**CHALLENGE**
Extract all lines from the data beneath that include the word "pôdnej".
══ INFORMATION SHOWN
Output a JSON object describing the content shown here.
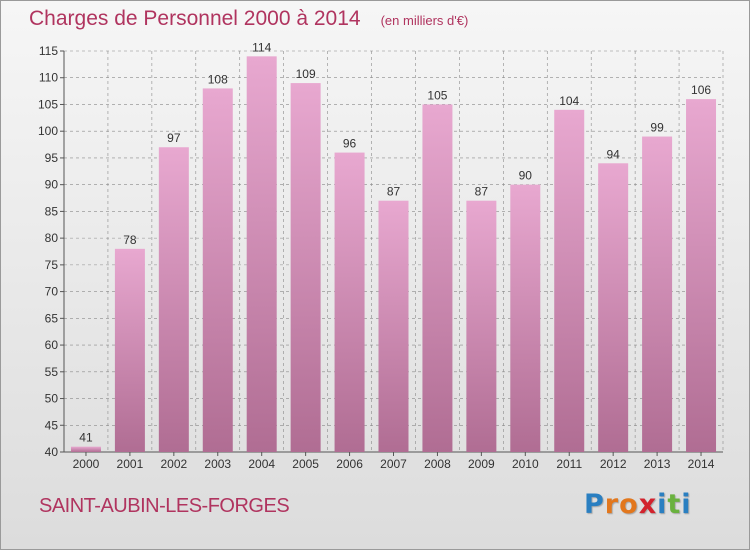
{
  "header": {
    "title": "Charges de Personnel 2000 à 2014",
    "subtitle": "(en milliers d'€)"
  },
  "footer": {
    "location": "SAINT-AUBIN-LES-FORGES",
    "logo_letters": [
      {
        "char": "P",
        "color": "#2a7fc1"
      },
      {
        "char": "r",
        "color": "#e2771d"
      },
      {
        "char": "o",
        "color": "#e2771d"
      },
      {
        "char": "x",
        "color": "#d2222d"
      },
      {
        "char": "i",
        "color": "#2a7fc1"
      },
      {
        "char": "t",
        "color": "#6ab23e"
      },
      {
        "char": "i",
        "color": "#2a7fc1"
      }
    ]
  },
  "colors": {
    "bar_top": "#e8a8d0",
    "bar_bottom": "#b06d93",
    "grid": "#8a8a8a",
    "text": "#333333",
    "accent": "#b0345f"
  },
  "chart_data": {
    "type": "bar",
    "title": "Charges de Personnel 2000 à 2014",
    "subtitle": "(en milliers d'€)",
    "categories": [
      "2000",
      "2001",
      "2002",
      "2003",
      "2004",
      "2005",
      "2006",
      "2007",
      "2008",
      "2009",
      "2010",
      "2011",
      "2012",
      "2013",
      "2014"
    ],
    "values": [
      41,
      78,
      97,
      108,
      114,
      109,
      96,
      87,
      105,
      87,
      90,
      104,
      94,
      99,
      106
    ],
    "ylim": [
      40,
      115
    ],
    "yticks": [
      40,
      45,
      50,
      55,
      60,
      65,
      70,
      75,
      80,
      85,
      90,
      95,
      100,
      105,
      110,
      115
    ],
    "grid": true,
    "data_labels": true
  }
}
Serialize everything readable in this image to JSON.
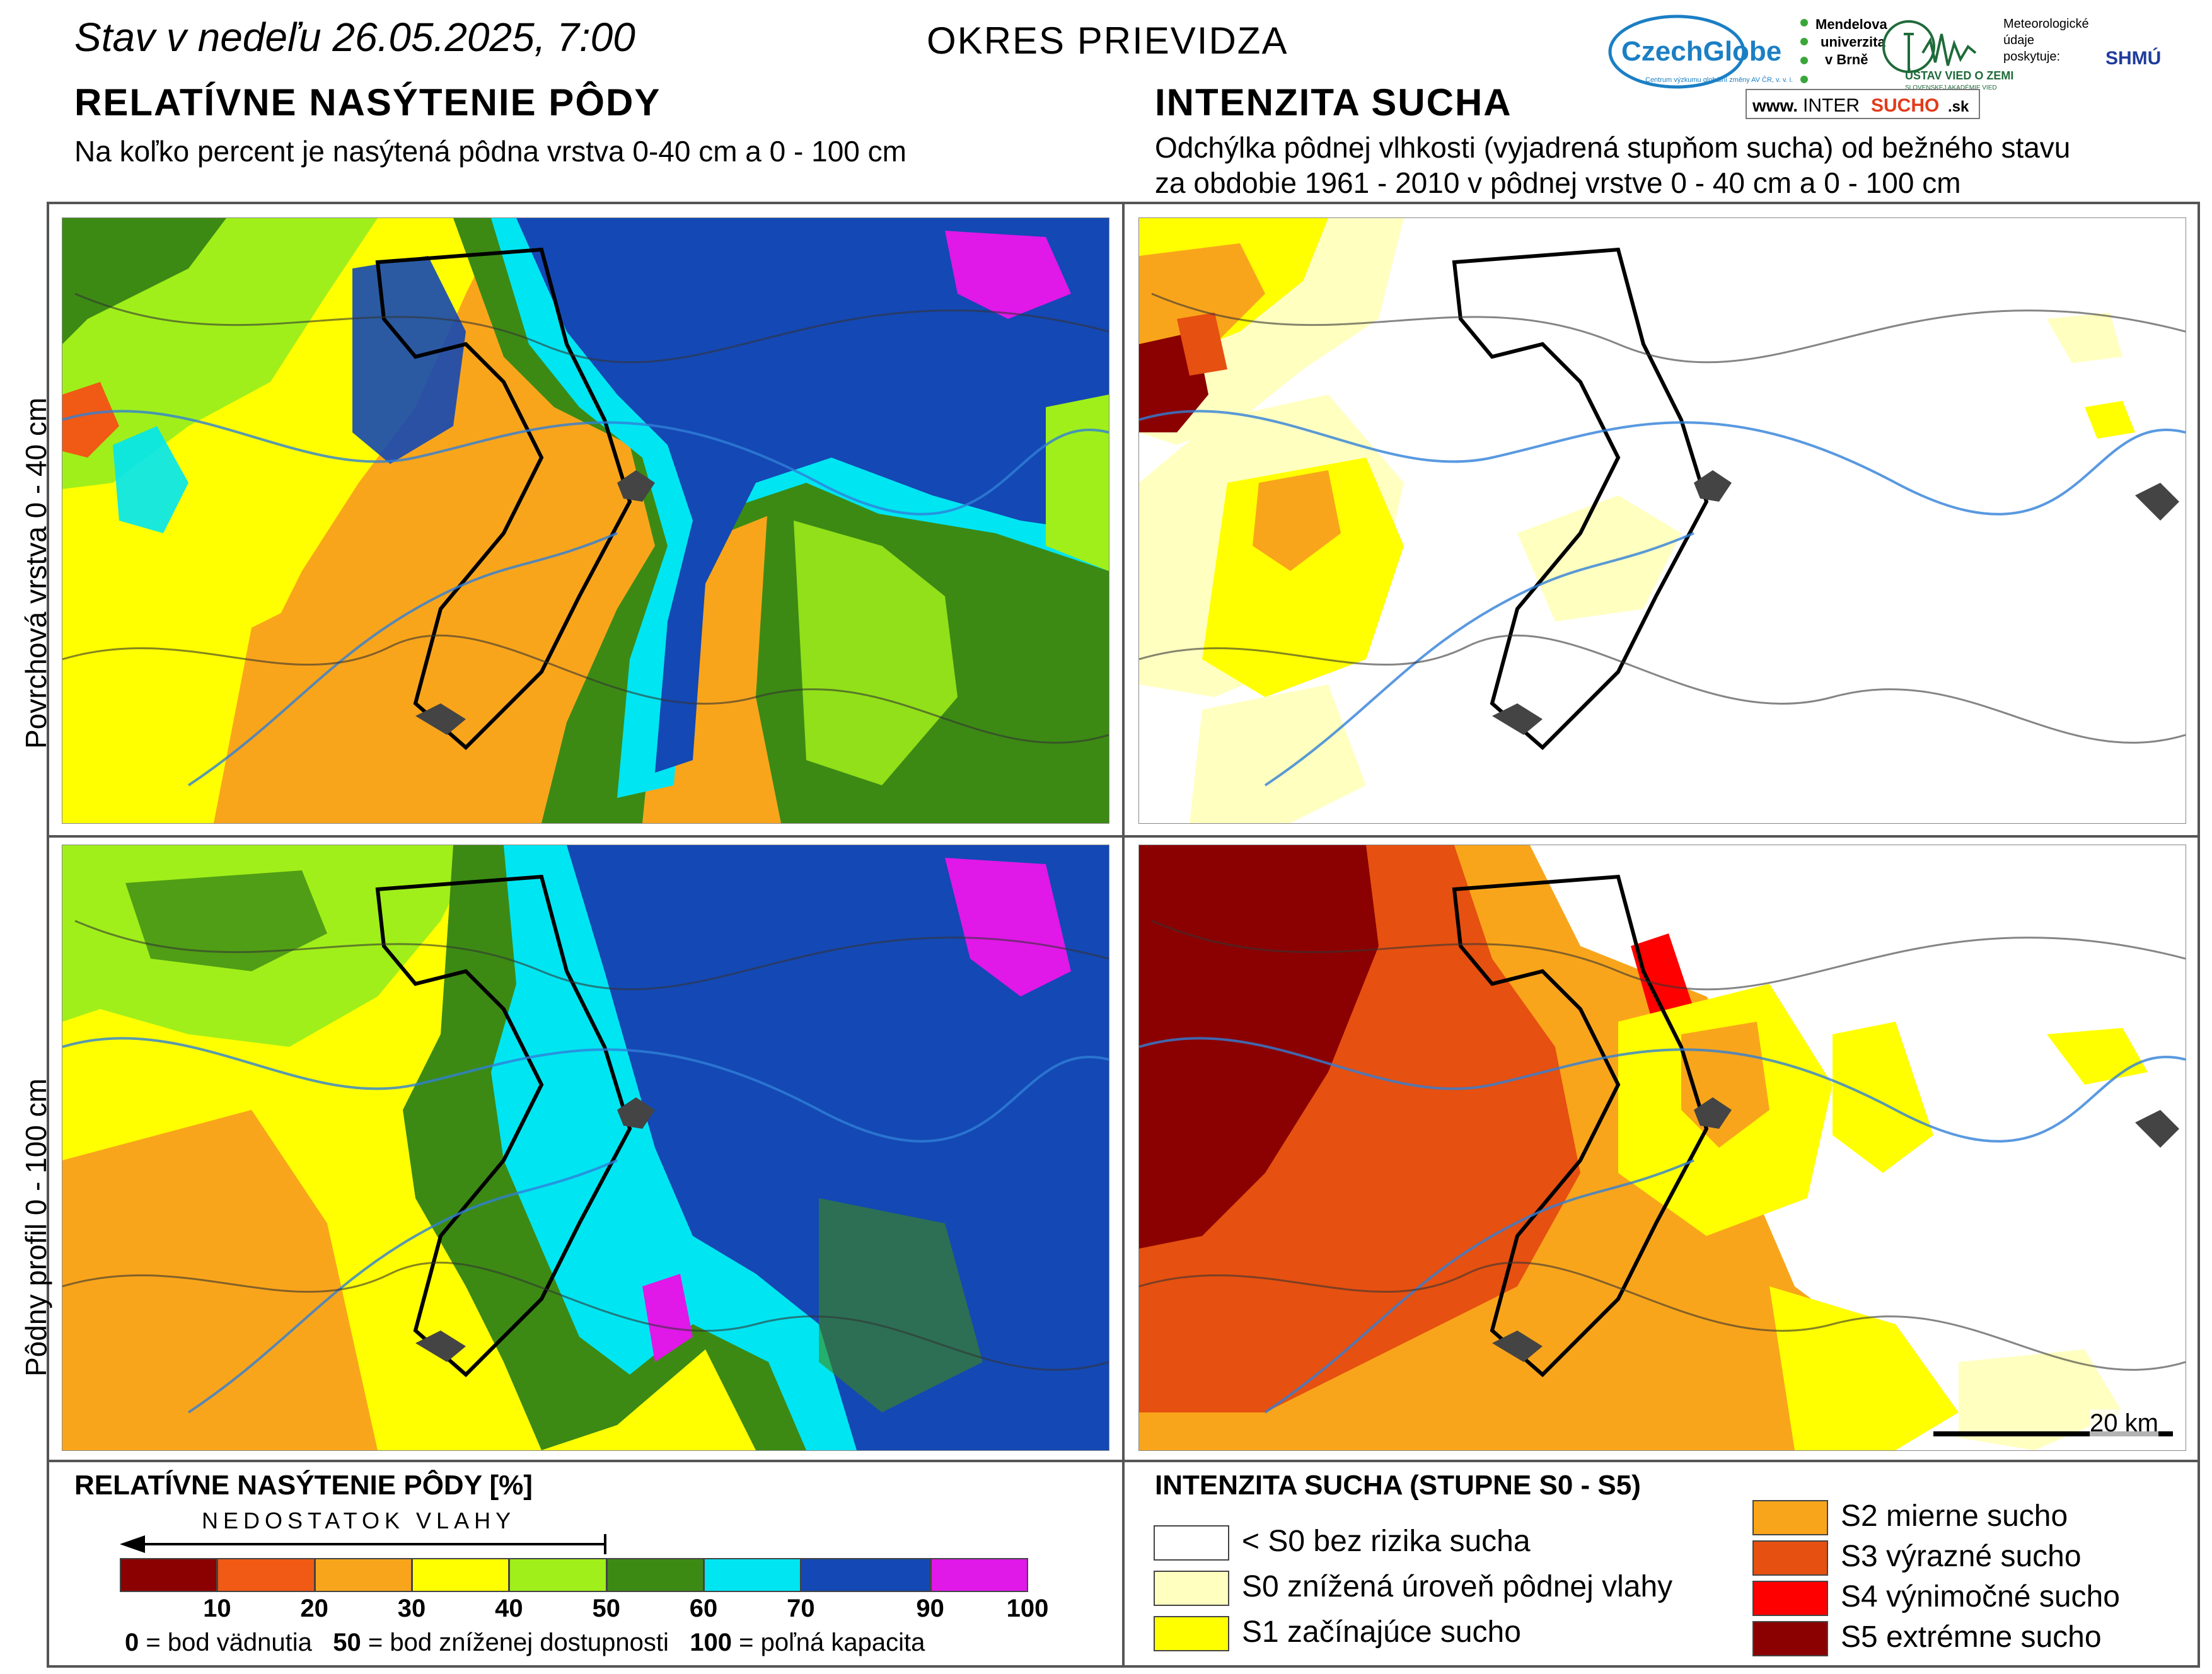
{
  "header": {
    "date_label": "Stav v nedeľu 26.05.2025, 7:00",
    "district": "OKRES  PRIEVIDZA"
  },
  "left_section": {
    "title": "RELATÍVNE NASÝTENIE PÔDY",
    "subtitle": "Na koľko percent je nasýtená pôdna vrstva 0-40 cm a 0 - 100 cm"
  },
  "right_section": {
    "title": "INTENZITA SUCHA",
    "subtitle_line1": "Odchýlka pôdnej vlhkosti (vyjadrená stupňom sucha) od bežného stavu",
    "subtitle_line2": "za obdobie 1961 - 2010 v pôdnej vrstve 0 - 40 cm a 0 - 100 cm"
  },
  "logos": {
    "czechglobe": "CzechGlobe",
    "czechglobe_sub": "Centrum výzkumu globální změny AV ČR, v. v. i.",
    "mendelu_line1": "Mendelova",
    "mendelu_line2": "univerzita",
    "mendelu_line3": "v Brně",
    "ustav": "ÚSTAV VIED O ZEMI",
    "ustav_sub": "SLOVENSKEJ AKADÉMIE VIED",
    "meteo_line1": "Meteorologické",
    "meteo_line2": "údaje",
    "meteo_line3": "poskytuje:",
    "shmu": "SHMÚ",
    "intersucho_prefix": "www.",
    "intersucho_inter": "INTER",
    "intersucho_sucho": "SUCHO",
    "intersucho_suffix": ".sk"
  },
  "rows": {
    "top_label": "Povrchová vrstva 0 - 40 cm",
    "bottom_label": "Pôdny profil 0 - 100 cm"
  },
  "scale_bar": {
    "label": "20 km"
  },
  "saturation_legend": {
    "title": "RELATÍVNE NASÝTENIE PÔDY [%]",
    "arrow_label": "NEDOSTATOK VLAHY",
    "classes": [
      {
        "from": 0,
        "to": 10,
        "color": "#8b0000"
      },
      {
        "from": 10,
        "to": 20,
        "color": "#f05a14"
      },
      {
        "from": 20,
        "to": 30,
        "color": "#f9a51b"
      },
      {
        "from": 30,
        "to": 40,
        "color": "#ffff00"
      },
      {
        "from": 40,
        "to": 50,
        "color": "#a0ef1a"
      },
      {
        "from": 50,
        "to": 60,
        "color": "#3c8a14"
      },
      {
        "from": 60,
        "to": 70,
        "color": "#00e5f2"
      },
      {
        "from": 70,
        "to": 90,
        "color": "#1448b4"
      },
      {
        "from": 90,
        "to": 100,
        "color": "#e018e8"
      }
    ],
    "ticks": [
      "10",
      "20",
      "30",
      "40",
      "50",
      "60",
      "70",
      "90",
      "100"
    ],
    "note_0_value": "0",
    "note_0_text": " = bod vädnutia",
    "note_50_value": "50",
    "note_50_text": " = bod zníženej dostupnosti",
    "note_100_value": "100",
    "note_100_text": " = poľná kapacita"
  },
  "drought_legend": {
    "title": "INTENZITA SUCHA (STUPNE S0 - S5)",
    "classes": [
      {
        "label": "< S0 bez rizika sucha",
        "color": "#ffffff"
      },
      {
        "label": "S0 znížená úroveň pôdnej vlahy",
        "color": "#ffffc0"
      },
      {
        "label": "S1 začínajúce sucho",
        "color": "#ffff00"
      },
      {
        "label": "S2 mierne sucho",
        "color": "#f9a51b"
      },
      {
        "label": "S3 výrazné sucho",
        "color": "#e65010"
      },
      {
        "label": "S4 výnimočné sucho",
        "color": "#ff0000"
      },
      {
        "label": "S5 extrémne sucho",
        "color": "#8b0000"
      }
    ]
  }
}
════
**TASK SOLUTION**
    "subtitle_line1": "Odchýlka pôdnej vlhkosti (vyjadrená stupňom sucha) od bežného stavu",
    "subtitle_line2": "za obdobie 1961 - 2010 v pôdnej vrstve 0 - 40 cm a 0 - 100 cm"
        "label": "S0 znížená úroveň pôdnej vlahy",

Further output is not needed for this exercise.